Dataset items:

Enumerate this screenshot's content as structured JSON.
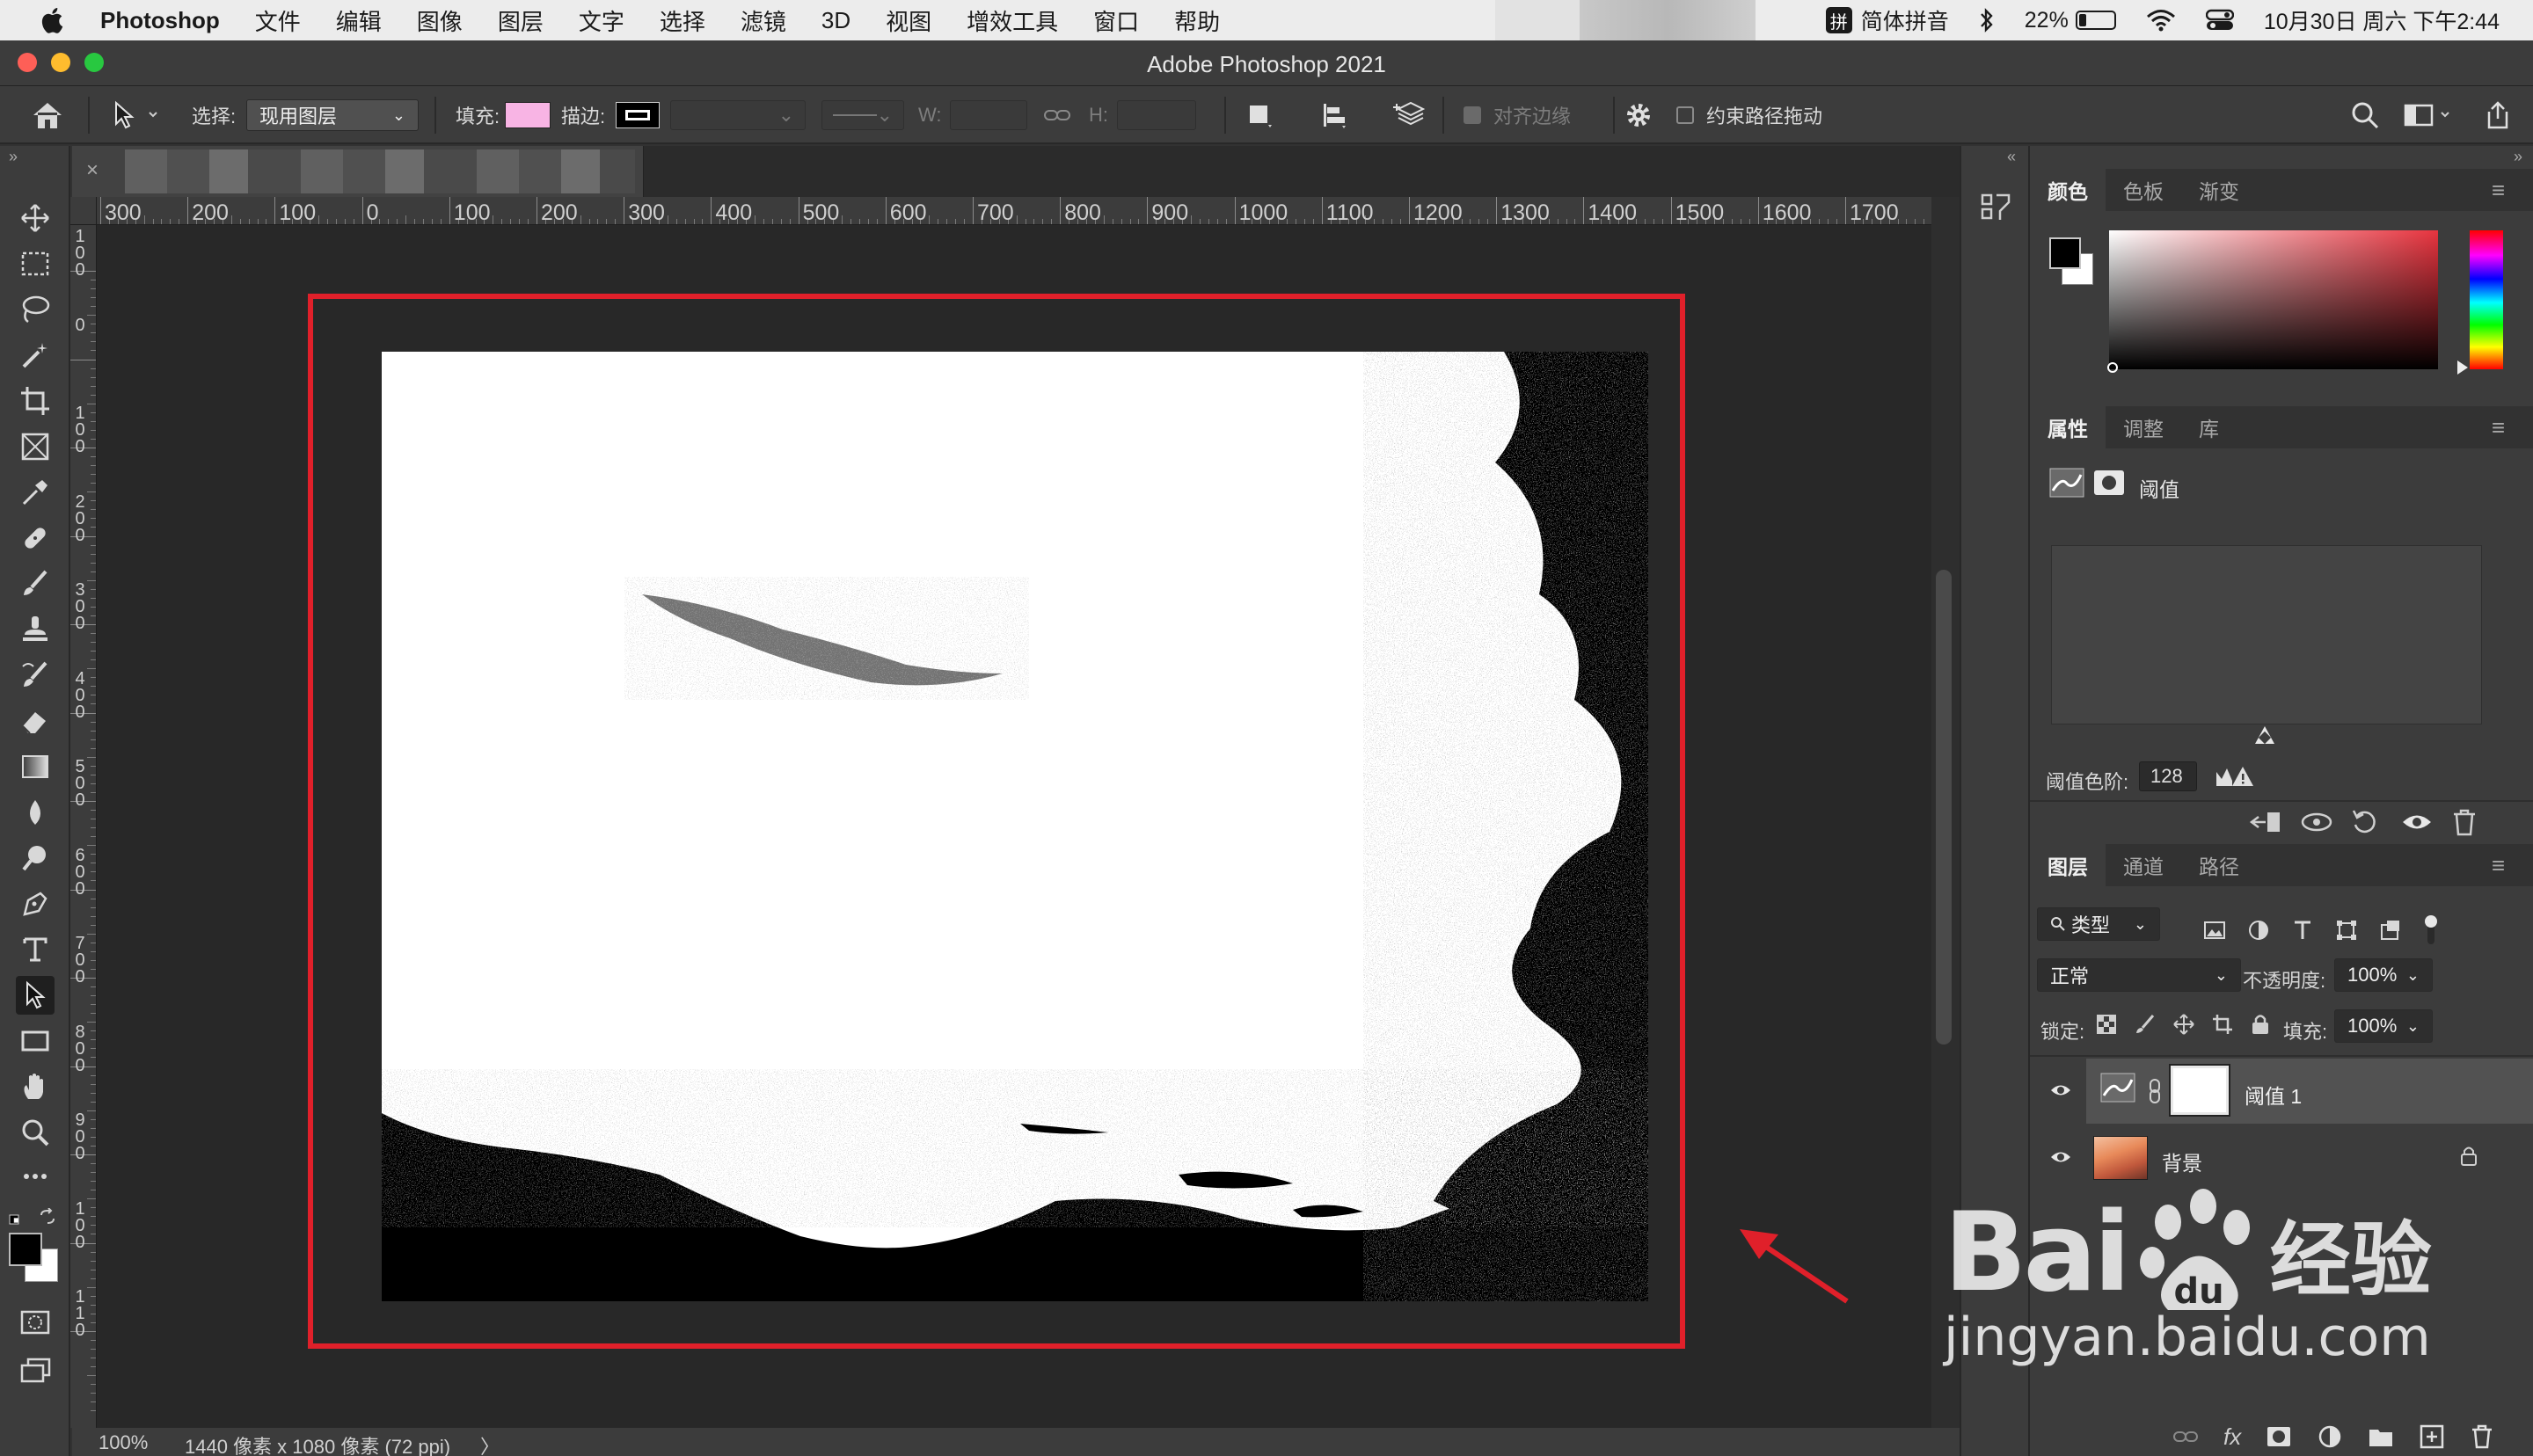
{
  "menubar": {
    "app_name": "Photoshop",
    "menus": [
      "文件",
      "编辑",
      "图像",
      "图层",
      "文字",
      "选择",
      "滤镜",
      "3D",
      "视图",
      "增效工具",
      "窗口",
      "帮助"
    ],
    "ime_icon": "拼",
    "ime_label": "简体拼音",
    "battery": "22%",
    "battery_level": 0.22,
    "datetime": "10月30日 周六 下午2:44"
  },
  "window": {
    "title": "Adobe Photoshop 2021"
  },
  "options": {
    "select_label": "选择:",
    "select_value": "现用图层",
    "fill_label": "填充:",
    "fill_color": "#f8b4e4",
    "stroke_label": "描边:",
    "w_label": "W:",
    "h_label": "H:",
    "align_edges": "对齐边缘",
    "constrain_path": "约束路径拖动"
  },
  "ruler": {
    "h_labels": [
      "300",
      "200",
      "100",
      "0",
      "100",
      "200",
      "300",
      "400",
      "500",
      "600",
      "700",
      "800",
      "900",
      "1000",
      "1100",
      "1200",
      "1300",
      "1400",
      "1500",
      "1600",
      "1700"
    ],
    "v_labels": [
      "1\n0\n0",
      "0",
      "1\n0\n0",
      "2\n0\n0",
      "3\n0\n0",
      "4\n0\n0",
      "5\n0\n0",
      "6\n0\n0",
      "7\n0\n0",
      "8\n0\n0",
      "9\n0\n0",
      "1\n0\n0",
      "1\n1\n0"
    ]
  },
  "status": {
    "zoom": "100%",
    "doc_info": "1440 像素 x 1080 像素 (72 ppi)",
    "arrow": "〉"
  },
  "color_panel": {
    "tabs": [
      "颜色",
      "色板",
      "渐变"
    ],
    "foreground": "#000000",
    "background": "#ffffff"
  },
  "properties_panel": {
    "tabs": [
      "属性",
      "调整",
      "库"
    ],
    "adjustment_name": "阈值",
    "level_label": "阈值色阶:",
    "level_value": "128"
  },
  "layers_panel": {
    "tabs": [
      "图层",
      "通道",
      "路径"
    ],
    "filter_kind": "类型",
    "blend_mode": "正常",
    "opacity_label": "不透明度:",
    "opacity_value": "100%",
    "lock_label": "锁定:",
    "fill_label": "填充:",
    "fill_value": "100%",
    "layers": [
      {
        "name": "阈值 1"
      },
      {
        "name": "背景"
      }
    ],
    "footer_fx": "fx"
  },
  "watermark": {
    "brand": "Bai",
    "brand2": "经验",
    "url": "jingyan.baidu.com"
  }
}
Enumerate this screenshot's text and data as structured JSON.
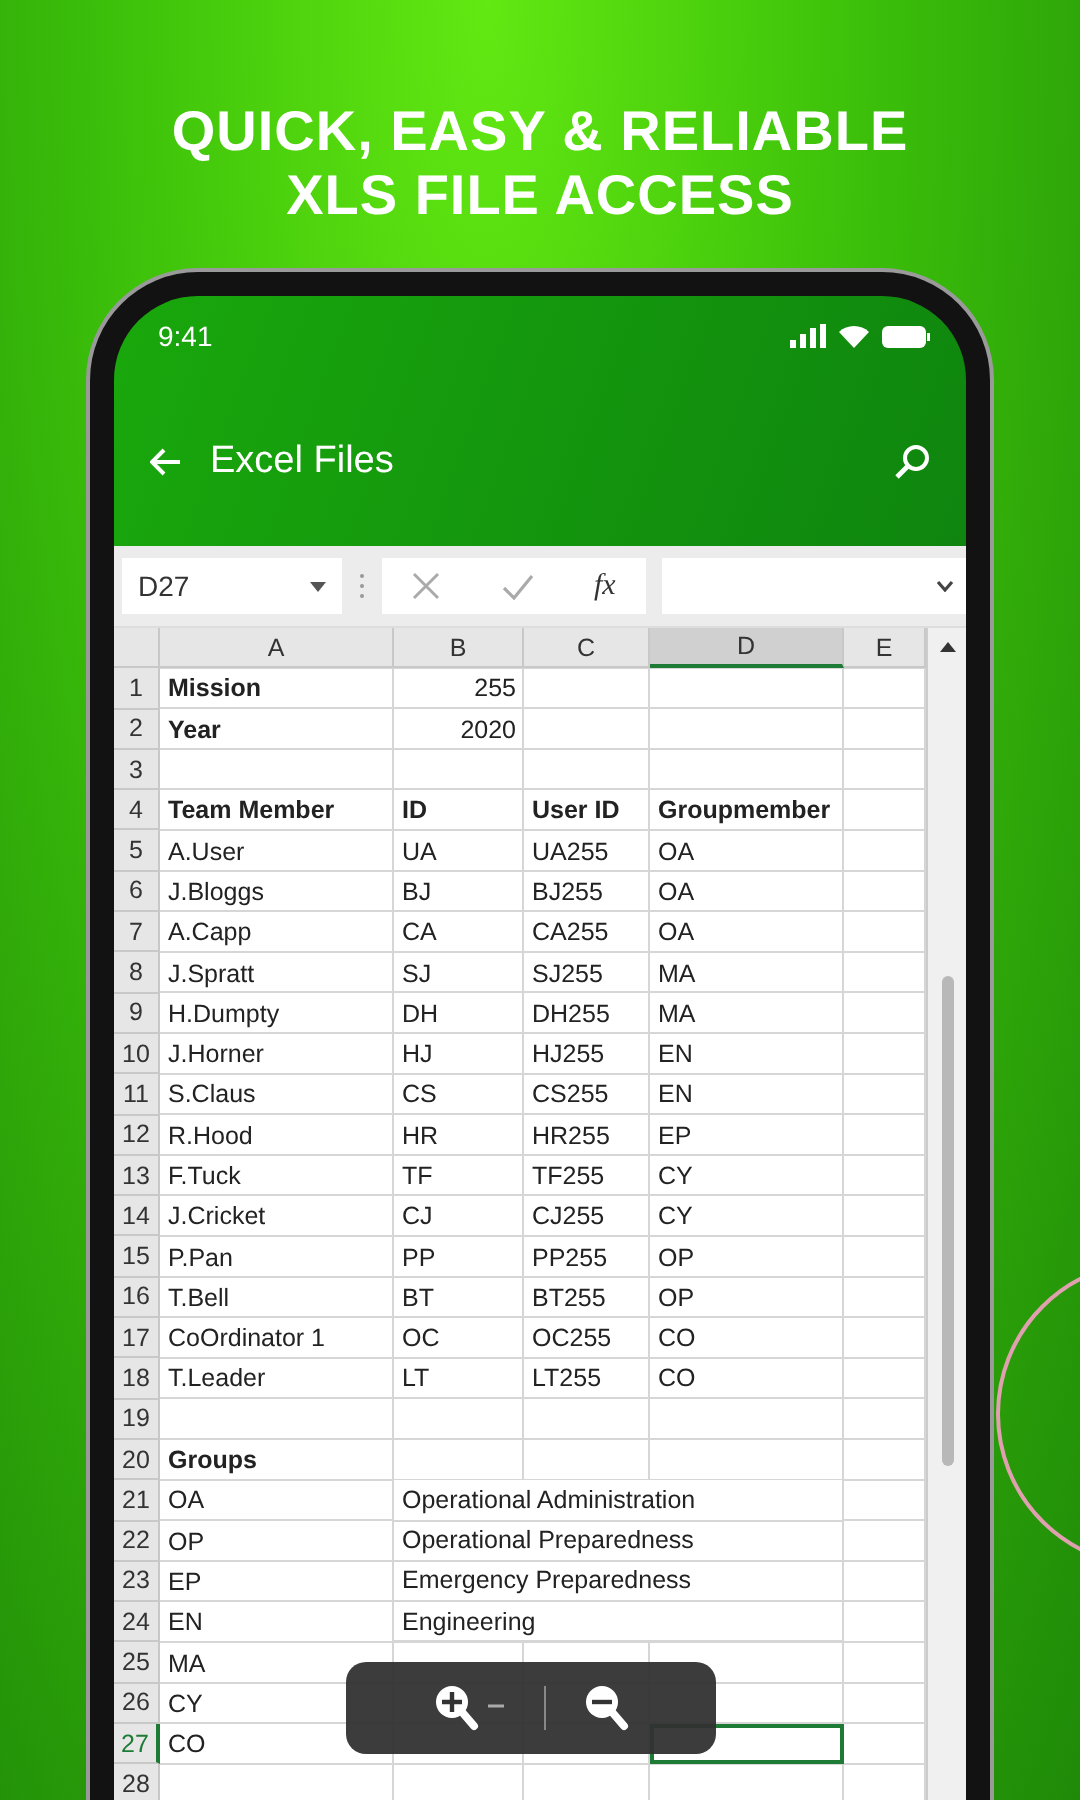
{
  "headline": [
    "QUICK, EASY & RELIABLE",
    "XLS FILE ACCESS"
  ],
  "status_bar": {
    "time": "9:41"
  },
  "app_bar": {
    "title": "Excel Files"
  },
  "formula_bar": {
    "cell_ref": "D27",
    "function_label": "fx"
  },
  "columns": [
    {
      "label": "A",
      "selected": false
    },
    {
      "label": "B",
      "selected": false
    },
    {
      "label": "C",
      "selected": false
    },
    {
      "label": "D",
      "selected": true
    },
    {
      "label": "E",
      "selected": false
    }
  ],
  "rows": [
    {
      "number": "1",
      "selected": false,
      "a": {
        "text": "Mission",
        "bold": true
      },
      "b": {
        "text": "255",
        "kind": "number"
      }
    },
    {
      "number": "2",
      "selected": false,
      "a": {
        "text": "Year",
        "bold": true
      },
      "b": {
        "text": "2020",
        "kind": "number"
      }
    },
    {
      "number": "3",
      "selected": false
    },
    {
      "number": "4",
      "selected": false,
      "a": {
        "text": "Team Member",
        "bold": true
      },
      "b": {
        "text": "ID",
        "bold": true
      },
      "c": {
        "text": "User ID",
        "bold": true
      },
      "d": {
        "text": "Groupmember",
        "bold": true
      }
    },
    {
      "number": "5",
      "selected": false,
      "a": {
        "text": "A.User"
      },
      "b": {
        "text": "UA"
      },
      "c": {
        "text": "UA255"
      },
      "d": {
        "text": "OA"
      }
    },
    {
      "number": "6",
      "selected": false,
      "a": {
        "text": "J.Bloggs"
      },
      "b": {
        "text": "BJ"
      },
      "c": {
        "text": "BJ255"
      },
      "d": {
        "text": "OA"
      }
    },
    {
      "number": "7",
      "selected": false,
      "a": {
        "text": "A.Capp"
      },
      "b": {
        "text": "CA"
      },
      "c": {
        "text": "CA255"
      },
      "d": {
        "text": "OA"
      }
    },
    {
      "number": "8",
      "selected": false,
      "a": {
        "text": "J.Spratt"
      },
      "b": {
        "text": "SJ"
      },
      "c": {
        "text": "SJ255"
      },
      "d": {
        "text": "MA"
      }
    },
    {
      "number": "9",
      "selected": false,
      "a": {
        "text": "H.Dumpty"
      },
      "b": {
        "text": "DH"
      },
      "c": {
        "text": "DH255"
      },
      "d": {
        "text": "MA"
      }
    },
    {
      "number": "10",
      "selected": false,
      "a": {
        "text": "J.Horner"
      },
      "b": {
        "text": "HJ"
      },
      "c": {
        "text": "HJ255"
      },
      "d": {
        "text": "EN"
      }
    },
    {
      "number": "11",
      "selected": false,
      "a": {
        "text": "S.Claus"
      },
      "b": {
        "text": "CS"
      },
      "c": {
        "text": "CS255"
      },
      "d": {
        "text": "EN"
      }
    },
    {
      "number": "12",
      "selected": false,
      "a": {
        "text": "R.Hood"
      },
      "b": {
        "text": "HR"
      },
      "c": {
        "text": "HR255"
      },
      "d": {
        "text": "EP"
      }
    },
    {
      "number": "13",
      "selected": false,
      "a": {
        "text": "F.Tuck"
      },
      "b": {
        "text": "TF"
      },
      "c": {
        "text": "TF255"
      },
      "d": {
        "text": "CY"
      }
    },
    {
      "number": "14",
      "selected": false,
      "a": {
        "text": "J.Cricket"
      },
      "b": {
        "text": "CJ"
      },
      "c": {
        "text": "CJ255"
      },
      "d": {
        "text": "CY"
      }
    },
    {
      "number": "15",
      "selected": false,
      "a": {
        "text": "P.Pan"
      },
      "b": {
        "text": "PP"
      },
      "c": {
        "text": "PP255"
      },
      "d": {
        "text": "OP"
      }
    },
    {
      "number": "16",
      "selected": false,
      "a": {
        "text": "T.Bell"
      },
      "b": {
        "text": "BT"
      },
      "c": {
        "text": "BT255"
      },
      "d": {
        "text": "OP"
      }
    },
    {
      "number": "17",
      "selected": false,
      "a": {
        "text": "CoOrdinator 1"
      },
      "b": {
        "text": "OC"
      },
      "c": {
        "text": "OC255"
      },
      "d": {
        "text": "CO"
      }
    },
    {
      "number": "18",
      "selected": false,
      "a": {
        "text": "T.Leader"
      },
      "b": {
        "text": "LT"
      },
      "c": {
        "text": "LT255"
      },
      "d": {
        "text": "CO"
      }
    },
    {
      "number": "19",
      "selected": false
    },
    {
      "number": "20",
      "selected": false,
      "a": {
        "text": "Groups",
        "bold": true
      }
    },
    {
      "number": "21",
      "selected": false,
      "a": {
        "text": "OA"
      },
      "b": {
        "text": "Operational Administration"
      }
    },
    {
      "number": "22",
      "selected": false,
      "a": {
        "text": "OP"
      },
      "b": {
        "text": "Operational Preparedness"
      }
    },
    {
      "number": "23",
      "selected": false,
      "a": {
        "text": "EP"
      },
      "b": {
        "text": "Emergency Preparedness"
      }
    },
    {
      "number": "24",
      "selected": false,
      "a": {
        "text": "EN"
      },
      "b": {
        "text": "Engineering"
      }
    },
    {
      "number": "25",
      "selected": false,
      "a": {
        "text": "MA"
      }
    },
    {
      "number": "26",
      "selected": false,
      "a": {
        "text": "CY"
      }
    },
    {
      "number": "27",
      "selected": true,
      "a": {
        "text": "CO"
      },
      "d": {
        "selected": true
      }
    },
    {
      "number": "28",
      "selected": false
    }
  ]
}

AIM OF THE EXERCISE: Take every line from the records above that has the word "Preparedness" and copy it.

ANSWER IN FULL:
        "text": "Operational Preparedness"
        "text": "Emergency Preparedness"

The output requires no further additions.